Os taxistas, acrescenta, conduzem "a uma velocidade superior a 120 e 140 quilómetros/hora" e por isso a medida de abertura de janelas anunciada pelo chefe de Estado sul-africano "não vai resultar".
Por outro lado, Remate Keaphoca sublinha ainda que as tarifas aumentaram devido à covid-19, custando agora 23 rands (1,20 euros) por cada ida para o trabalho (era 17,5 rands).
"O Governo não quer saber de nós e do nosso bem-estar com esta situação da covid-19 (...) os táxis não são seguros, é demasiado arriscado", refere, acrescentando que a desinfeção dos veículos naquela rota "é feita uma vez por dia" mas que "na hora de pico" no período da manhã "não têm tempo para isso, e alguns não têm posses para comprar desinfetantes".
"Gostaria que o nosso Presidente ou alguns dos nossos ministros pudessem viajar um dia de táxi para constatarem e sentirem o que temos de enfrentar todos os dias. É uma realidade para a qual não temos alternativa. É doloroso", afirmou Remate Keaphoca.
Tembisa é o segundo maior município da província de Gauteng, depois de Soweto, epicentro da pandemia do novo coranavírus nesta região do país, segundo dados oficiais.
Situação idêntica relatou à Lusa Connie Mamabolo, residente em Ebony Park, Midrand, para quem 44 rands (2,30 euros) de tarifa diária envolve uma viagem de 45 minutos até ao trabalho em que adultos e crianças chegam a aguardar cerca de 20 minutos dentro do veículo até que esteja apto a partir com a lotação esgotada.
"É frustrante porque com esta situação da covid-19 todos usamos máscara, mas não estamos cem por cento seguros de que não haverá contágio porque o Presidente da República agora diz que os táxis devem transportar a capacidade total", lamenta.

Excertos de dados:
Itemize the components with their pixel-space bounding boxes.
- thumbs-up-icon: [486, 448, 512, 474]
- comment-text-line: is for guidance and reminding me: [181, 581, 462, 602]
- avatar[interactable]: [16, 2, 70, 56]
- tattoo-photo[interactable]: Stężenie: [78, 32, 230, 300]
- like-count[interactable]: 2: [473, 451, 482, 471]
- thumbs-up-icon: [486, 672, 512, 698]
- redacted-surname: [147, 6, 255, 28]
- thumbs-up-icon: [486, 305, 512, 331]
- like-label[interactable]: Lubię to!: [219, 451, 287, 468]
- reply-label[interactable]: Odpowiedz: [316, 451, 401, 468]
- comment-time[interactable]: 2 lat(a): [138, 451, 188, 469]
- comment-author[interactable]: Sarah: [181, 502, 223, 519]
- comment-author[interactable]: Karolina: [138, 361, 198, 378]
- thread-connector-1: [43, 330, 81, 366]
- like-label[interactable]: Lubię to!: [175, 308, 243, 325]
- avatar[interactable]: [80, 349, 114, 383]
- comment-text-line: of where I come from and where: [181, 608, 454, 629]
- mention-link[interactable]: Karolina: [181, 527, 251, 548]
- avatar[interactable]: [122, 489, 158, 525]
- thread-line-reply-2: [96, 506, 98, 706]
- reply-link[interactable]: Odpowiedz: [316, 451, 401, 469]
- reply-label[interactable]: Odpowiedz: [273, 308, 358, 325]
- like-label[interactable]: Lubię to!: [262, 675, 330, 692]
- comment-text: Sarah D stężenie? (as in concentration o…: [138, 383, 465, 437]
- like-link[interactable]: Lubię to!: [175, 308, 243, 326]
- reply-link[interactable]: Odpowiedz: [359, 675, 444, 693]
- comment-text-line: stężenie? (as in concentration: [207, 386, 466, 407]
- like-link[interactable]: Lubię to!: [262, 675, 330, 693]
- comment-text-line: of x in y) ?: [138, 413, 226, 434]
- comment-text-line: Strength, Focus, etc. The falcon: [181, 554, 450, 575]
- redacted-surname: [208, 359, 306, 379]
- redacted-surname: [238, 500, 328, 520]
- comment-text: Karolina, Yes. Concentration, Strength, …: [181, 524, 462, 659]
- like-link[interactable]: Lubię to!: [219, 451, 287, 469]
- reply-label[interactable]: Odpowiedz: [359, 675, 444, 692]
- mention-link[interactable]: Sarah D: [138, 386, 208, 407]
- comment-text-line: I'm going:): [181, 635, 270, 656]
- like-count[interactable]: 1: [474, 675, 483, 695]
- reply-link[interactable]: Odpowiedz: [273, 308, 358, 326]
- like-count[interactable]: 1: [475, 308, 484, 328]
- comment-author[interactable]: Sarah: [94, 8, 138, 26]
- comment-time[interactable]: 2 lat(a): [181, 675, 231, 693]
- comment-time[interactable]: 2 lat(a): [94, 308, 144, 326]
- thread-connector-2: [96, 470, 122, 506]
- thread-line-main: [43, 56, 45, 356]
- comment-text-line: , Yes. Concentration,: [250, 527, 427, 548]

LISTA DE TAREFAS:
A. Atualize o trecho do texto fornecido entre "Os taxistas, acrescenta, conduzem" e "(era 17,5 rands).", inclusive, substituindo "tarifas" por "passagens".
B. Indique se cada afirmação concorda com o texto fornecido, respondendo sim ou não e citando as palavras do texto que o decidem: (i) A desinfeção dos veículos naquela rota é feita duas vezes por dia. (ii) Tembisa é o segundo maior município da província de Gauteng. (iii) Connie Mamabolo reside em Ebony Park, Midrand.
O material não tem qualquer relação com o texto fornecido.

RESPOSTAS ÀS TAREFAS:
A.
Os taxistas, acrescenta, conduzem "a uma velocidade superior a 120 e 140 quilómetros/hora" e por isso a medida de abertura de janelas anunciada pelo chefe de Estado sul-africano "não vai resultar".
Por outro lado, Remate Keaphoca sublinha ainda que as passagens aumentaram devido à covid-19, custando agora 23 rands (1,20 euros) por cada ida para o trabalho (era 17,5 rands).

B.
(i) Não: "é feita uma vez por dia".
(ii) Sim: "Tembisa é o segundo maior município da província de Gauteng, depois de Soweto".
(iii) Sim: "residente em Ebony Park, Midrand".